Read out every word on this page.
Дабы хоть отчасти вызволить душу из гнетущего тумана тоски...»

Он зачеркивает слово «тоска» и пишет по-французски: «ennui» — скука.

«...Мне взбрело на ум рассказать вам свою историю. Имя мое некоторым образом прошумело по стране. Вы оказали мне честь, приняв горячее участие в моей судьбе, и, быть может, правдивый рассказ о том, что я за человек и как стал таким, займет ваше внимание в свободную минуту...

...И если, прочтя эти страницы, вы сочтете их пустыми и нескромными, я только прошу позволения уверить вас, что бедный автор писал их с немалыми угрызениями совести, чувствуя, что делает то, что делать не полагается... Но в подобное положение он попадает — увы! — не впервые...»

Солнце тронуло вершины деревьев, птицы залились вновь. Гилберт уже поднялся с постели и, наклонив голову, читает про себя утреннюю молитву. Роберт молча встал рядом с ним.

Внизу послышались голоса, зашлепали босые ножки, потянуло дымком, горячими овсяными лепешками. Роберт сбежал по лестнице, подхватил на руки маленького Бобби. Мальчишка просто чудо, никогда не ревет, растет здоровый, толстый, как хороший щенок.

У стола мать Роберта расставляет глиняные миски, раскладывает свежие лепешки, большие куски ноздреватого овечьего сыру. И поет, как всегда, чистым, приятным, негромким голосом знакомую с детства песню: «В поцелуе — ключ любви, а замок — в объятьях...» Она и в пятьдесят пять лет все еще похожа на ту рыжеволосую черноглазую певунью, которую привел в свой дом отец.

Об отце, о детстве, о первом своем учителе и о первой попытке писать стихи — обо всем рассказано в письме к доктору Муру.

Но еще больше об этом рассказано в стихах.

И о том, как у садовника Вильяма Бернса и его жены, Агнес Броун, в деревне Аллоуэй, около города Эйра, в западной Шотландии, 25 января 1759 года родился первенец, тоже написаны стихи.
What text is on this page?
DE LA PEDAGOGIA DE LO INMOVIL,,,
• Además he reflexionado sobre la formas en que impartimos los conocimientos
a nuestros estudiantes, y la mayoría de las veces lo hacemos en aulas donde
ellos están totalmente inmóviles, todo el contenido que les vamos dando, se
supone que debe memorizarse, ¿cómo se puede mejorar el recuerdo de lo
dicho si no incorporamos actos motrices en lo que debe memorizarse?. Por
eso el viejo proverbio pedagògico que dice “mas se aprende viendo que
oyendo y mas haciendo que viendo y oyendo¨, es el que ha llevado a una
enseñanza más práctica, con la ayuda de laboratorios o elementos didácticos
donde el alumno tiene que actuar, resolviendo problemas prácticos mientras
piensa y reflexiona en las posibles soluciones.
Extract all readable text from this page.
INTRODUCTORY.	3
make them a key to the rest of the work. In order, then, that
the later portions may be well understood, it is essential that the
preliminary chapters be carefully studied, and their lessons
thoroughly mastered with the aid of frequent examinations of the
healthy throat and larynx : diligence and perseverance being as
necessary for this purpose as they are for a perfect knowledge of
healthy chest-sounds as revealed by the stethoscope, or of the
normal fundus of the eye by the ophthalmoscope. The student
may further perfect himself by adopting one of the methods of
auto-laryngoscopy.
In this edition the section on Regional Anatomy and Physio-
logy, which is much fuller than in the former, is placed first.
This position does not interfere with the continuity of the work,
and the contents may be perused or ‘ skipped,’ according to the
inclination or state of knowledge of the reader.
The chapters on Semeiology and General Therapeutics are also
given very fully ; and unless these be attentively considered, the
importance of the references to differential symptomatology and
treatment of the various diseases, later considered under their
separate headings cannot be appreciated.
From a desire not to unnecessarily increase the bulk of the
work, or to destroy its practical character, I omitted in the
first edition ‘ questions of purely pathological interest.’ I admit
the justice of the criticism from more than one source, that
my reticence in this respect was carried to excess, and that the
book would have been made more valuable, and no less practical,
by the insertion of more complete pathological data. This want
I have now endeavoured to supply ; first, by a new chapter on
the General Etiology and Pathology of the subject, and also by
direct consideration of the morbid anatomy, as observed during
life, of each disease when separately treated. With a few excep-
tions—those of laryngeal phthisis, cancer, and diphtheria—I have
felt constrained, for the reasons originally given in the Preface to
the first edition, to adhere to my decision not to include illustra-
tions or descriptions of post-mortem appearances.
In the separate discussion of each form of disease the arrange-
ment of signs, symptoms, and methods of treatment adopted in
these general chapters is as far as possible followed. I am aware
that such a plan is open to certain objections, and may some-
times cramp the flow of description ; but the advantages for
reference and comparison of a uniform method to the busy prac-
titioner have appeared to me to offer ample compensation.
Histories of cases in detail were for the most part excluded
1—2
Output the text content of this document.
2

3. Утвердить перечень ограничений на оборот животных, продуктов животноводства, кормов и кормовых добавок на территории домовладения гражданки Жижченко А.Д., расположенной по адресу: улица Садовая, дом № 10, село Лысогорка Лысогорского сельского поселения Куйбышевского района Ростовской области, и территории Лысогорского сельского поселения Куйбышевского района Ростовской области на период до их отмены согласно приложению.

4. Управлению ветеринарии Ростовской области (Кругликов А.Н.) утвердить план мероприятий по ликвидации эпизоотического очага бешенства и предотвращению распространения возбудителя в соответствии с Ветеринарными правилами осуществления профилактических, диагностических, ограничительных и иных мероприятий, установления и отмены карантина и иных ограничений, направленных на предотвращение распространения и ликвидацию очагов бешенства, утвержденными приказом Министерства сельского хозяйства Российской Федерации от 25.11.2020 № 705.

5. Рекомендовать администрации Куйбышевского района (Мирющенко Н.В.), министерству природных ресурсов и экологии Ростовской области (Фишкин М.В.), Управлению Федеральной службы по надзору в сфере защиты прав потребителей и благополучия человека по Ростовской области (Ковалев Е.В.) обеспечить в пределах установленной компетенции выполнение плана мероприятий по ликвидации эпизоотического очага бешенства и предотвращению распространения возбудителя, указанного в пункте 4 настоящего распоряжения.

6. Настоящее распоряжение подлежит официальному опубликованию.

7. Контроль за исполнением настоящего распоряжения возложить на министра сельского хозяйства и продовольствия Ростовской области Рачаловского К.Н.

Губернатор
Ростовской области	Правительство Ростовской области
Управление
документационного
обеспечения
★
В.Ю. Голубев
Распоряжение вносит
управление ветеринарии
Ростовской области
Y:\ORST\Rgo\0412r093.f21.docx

» **Work instructions**:
Set out every line from the material that contains the string "considered".

» **Output of the task**:
given very fully ; and unless these be attentively considered, the
treatment of the various diseases, later considered under their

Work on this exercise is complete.